Data records:
>>>>>

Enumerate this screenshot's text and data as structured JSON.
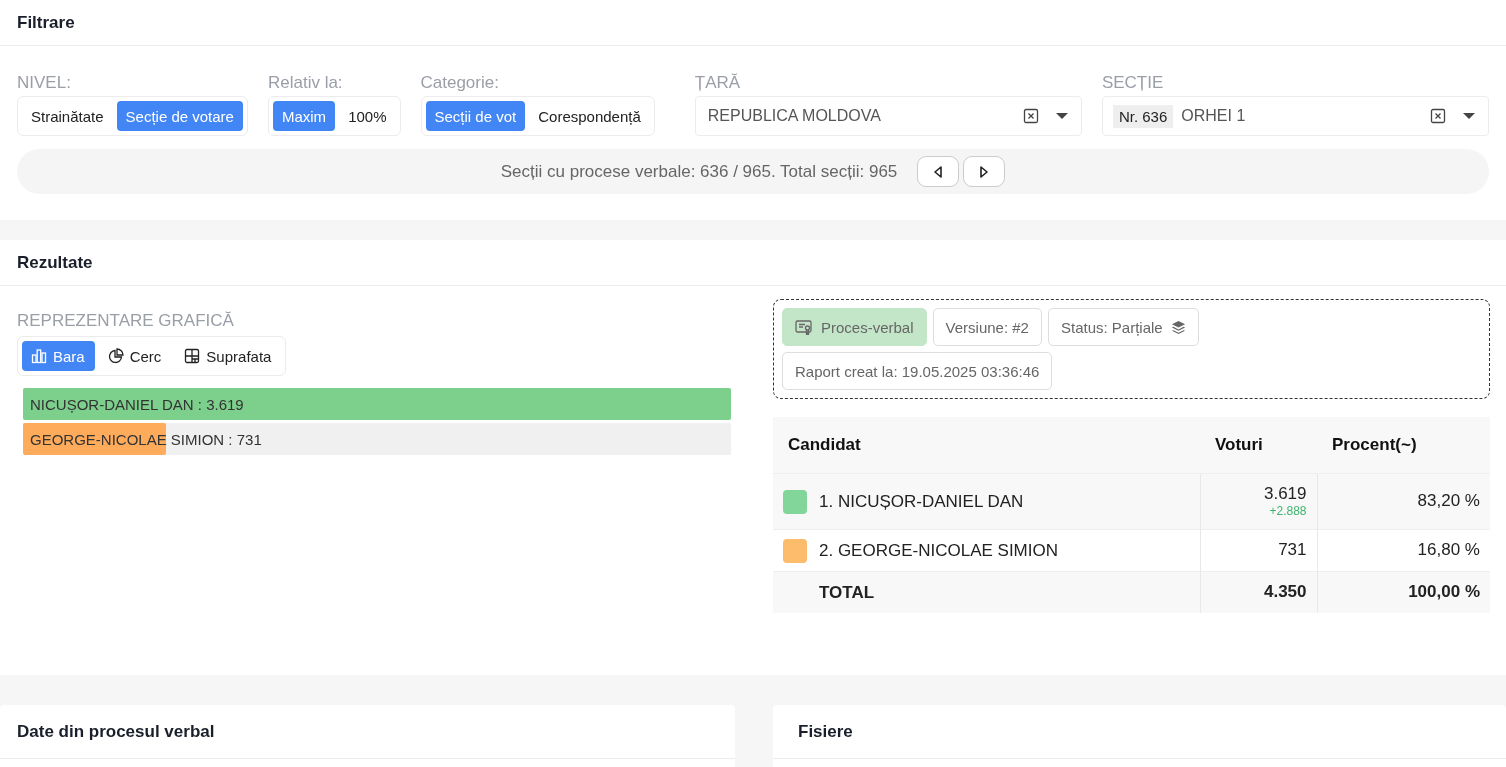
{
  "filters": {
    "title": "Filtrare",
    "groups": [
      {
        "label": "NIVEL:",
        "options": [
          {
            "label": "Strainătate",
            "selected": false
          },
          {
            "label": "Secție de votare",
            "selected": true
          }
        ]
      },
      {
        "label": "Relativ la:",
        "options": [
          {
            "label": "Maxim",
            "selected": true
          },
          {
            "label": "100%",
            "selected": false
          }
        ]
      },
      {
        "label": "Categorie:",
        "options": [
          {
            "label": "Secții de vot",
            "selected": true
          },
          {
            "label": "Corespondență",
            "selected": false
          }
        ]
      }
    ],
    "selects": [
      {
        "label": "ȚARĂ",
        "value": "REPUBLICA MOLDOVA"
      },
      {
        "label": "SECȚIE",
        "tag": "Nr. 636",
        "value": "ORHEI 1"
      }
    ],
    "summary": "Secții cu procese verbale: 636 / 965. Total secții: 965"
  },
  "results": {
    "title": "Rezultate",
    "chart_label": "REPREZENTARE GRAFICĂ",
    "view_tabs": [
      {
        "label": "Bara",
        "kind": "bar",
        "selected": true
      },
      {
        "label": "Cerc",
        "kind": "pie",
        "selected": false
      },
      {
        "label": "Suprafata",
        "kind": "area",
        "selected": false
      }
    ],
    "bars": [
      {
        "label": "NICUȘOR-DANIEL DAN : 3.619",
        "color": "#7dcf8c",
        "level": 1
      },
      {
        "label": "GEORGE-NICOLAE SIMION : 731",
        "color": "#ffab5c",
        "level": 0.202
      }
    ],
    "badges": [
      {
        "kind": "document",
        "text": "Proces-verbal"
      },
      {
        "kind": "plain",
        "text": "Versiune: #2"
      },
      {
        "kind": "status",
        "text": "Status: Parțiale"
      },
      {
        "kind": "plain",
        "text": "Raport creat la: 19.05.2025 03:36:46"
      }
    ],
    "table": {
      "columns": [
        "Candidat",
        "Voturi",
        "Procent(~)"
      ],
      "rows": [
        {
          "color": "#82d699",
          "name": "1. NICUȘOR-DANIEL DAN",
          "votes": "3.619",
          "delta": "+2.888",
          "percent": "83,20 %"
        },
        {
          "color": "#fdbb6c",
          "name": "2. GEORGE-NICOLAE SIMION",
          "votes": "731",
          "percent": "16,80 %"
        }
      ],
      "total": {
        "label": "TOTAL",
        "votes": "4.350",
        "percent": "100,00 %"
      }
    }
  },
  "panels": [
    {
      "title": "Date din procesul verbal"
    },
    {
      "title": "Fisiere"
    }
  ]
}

<<<<<

What needs to be done: Drop the pictures and reproduce the rest of the entries above exactly.

Complete answer:
Enumerate this screenshot's text and data as structured JSON.
{
  "filters": {
    "title": "Filtrare",
    "groups": [
      {
        "label": "NIVEL:",
        "options": [
          {
            "label": "Strainătate",
            "selected": false
          },
          {
            "label": "Secție de votare",
            "selected": true
          }
        ]
      },
      {
        "label": "Relativ la:",
        "options": [
          {
            "label": "Maxim",
            "selected": true
          },
          {
            "label": "100%",
            "selected": false
          }
        ]
      },
      {
        "label": "Categorie:",
        "options": [
          {
            "label": "Secții de vot",
            "selected": true
          },
          {
            "label": "Corespondență",
            "selected": false
          }
        ]
      }
    ],
    "selects": [
      {
        "label": "ȚARĂ",
        "value": "REPUBLICA MOLDOVA"
      },
      {
        "label": "SECȚIE",
        "tag": "Nr. 636",
        "value": "ORHEI 1"
      }
    ],
    "summary": "Secții cu procese verbale: 636 / 965. Total secții: 965"
  },
  "results": {
    "title": "Rezultate",
    "chart_label": "REPREZENTARE GRAFICĂ",
    "view_tabs": [
      {
        "label": "Bara",
        "kind": "bar",
        "selected": true
      },
      {
        "label": "Cerc",
        "kind": "pie",
        "selected": false
      },
      {
        "label": "Suprafata",
        "kind": "area",
        "selected": false
      }
    ],
    "bars": [
      {
        "label": "NICUȘOR-DANIEL DAN : 3.619",
        "color": "#7dcf8c",
        "level": 1
      },
      {
        "label": "GEORGE-NICOLAE SIMION : 731",
        "color": "#ffab5c",
        "level": 0.202
      }
    ],
    "badges": [
      {
        "kind": "document",
        "text": "Proces-verbal"
      },
      {
        "kind": "plain",
        "text": "Versiune: #2"
      },
      {
        "kind": "status",
        "text": "Status: Parțiale"
      },
      {
        "kind": "plain",
        "text": "Raport creat la: 19.05.2025 03:36:46"
      }
    ],
    "table": {
      "columns": [
        "Candidat",
        "Voturi",
        "Procent(~)"
      ],
      "rows": [
        {
          "color": "#82d699",
          "name": "1. NICUȘOR-DANIEL DAN",
          "votes": "3.619",
          "delta": "+2.888",
          "percent": "83,20 %"
        },
        {
          "color": "#fdbb6c",
          "name": "2. GEORGE-NICOLAE SIMION",
          "votes": "731",
          "percent": "16,80 %"
        }
      ],
      "total": {
        "label": "TOTAL",
        "votes": "4.350",
        "percent": "100,00 %"
      }
    }
  },
  "panels": [
    {
      "title": "Date din procesul verbal"
    },
    {
      "title": "Fisiere"
    }
  ]
}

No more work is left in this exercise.